PASSAGE PROVIDED:
▼

Some Final Week Discoveries

A perfect sideblade made of translucent chert

We are all done with the digging at the Kashevaroff Site.  As usual it all ended with a rush and we made our biggest discovery on the final day of the excavation - 1 or 2 substantial structures at the very bottom of the site that appear to represent houses. 

During the final week as we dug down into the oldest layers of the site we encountered 2 large pit features that caused a great deal of confusion.  Initially I thought they represented one large feature, but when we excavated the units in between them they did not connect up.  One of the pits truncated the other and we ended up with what I called the Mastercard Symbol - 2 overlapping circles. 

The pits appear to represent smoke-processing features and were full of inter bedded layers of gravel, sods, and charcoal.  In one of the pits we even found some fish bone.  So there was some fish processing going on at the site.  But most of the tools we found were sideblades for cutting up meat, and 'bone wedges' for splitting sea mammal bone to get at the marrow, and lances for killing sea mammals.  So clearly still a lot of sea mammal hunting and processing going on at the site.  However, it also is clear that the oldest inhabitants at the site were doing a lot more than just sea mammal hunting.

▲

DATA ROWS:
▼

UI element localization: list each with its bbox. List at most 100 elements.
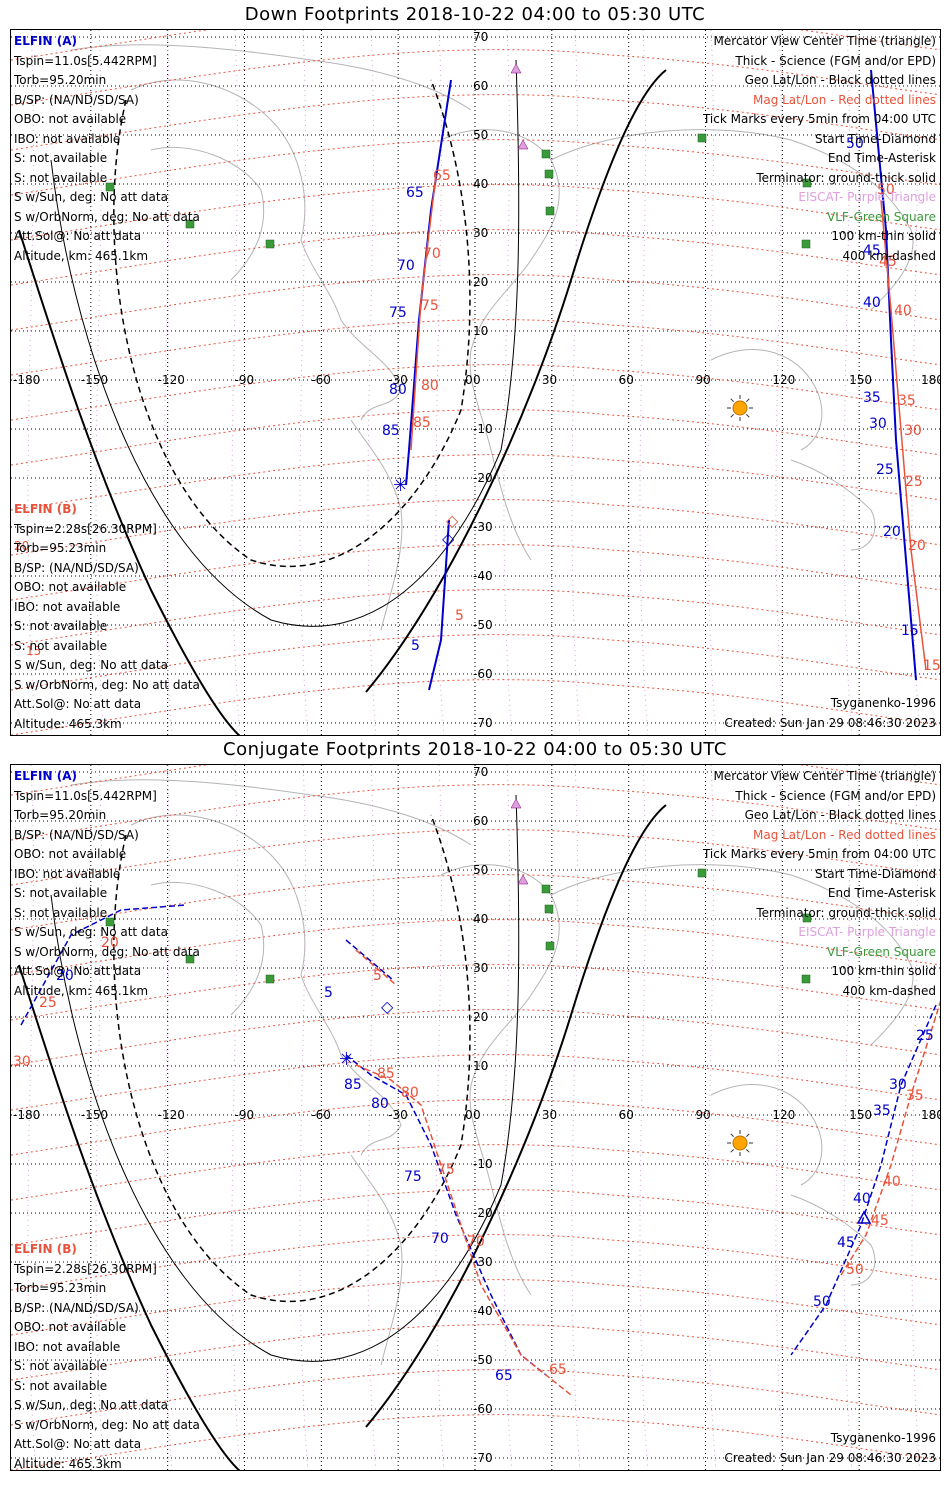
legend: Mercator View Center Time (triangle) Thi… [703,767,936,1001]
lon-tick-label: -150 [81,1108,108,1122]
lon-tick-label: 60 [619,373,634,387]
mag-parallel [11,1414,940,1470]
mag-parallel [11,829,940,886]
legend-item: Tick Marks every 5min from 04:00 UTC [702,847,936,861]
legend-item: 100 km-thin solid [831,229,936,243]
end-asterisk-icon: ✳ [339,1049,354,1070]
track-b-label: 45 [871,1213,889,1229]
vlf-square-icon [541,149,551,159]
elfin-b-track [410,174,437,451]
lat-tick-label: 10 [473,324,488,338]
elfin-b-line: Att.Sol@: No att data [14,697,142,711]
coastline [440,129,560,561]
legend-item: Terminator: ground-thick solid [756,905,936,920]
down-footprints-panel: Down Footprints 2018-10-22 04:00 to 05:3… [0,0,950,745]
elfin-b-line: S: not available [14,638,108,653]
track-b-label: 65 [433,168,451,184]
lat-tick-label: -70 [473,1451,493,1465]
lat-tick-label: -60 [473,667,493,681]
elfin-b-line: OBO: not available [14,1320,127,1334]
lon-tick-label: -150 [81,373,108,387]
legend-item: Mercator View Center Time (triangle) [713,769,936,783]
elfin-a-line: Altitude, km: 465.1km [14,248,149,263]
panel-title: Down Footprints 2018-10-22 04:00 to 05:3… [244,4,706,25]
lat-tick-label: 50 [473,128,488,142]
elfin-a-track [345,939,394,981]
lat-tick-label: 40 [473,177,488,191]
track-a-label: 25 [916,1028,934,1044]
elfin-a-line: S: not available [14,170,108,185]
legend-item: Thick - Science (FGM and/or EPD) [735,53,936,68]
lon-tick-label: 0 [465,1108,473,1122]
mag-parallel [11,274,940,331]
track-b-label: 35 [906,1088,924,1104]
vlf-square-icon [697,868,707,878]
mag-meridian [299,30,309,735]
elfin-a-track [790,1004,937,1356]
lon-tick-label: -180 [13,373,40,387]
legend-item: Mag Lat/Lon - Red dotted lines [752,92,936,107]
elfin-a-line: IBO: not available [14,866,121,881]
lat-tick-label: 60 [473,814,488,828]
track-a-label: 40 [853,1191,871,1207]
track-b-label: 80 [401,1085,419,1101]
lon-tick-label: -60 [311,373,331,387]
track-b-label: 85 [377,1066,395,1082]
lon-tick-label: -60 [311,1108,331,1122]
lat-tick-label: 0 [473,1108,481,1122]
lon-tick-label: -30 [388,1108,408,1122]
lon-tick-label: 180 [921,1108,941,1122]
elfin-a-track [870,69,917,681]
track-b-label: 45 [879,254,897,270]
mag-parallel [11,1054,940,1111]
legend-item: Mag Lat/Lon - Red dotted lines [752,827,936,842]
track-b-label: 70 [423,246,441,262]
track-a-label: 50 [813,1294,831,1310]
mag-meridian [367,30,377,735]
track-a-label: 15 [901,623,919,639]
elfin-b-line: S: not available [14,1359,108,1373]
panel-title: Conjugate Footprints 2018-10-22 04:00 to… [223,739,727,760]
mag-parallel [11,454,940,511]
elfin-b-name: ELFIN (B) [14,502,77,516]
elfin-a-name: ELFIN (A) [14,34,77,48]
terminator-line [18,229,241,735]
mag-parallel [11,784,940,841]
track-a-label: 50 [846,136,864,152]
mag-meridian [367,765,377,1470]
mag-parallel [11,1369,940,1426]
elfin-b-line: Torb=95.23min [14,1281,107,1295]
start-diamond-icon: ◇ [442,529,455,548]
track-b-label: 25 [39,995,57,1011]
lat-tick-label: -60 [473,1402,493,1416]
lat-tick-label: 70 [473,765,488,779]
legend-item: Mercator View Center Time (triangle) [713,34,936,48]
lon-tick-label: -120 [158,1108,185,1122]
lon-tick-label: 120 [772,1108,795,1122]
lon-tick-label: -180 [13,1108,40,1122]
elfin-a-name: ELFIN (A) [14,769,77,783]
legend-item: Start Time-Diamond [814,131,936,146]
oval-400km [113,79,471,567]
mag-parallel [11,184,940,241]
mag-parallel [11,1234,940,1291]
legend-item: 400 km-dashed [842,248,936,263]
conjugate-footprints-panel: Conjugate Footprints 2018-10-22 04:00 to… [0,735,950,1480]
elfin-a-track [428,519,450,691]
track-a-label: 30 [869,416,887,432]
legend-item: 400 km-dashed [842,983,936,998]
elfin-b-line: S: not available [14,1378,108,1393]
mag-parallel [11,544,940,601]
terminator-line [18,964,241,1470]
coastline [710,349,823,451]
track-a-label: 65 [495,1368,513,1384]
mag-parallel [11,589,940,646]
coastline [790,459,876,551]
track-a-label: 70 [431,1231,449,1247]
track-a-label: 25 [876,462,894,478]
elfin-b-line: OBO: not available [14,580,127,594]
mag-parallel [11,409,940,466]
elfin-b-track [355,1064,572,1396]
mag-meridian [299,765,309,1470]
lat-tick-label: -70 [473,716,493,730]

▲

AIM OF THE TASK: In the passage on the Kashevaroff Site excavation, what were the two large pit features filled with?

ANSWER: They were filled with interbedded layers of gravel, sods, and charcoal.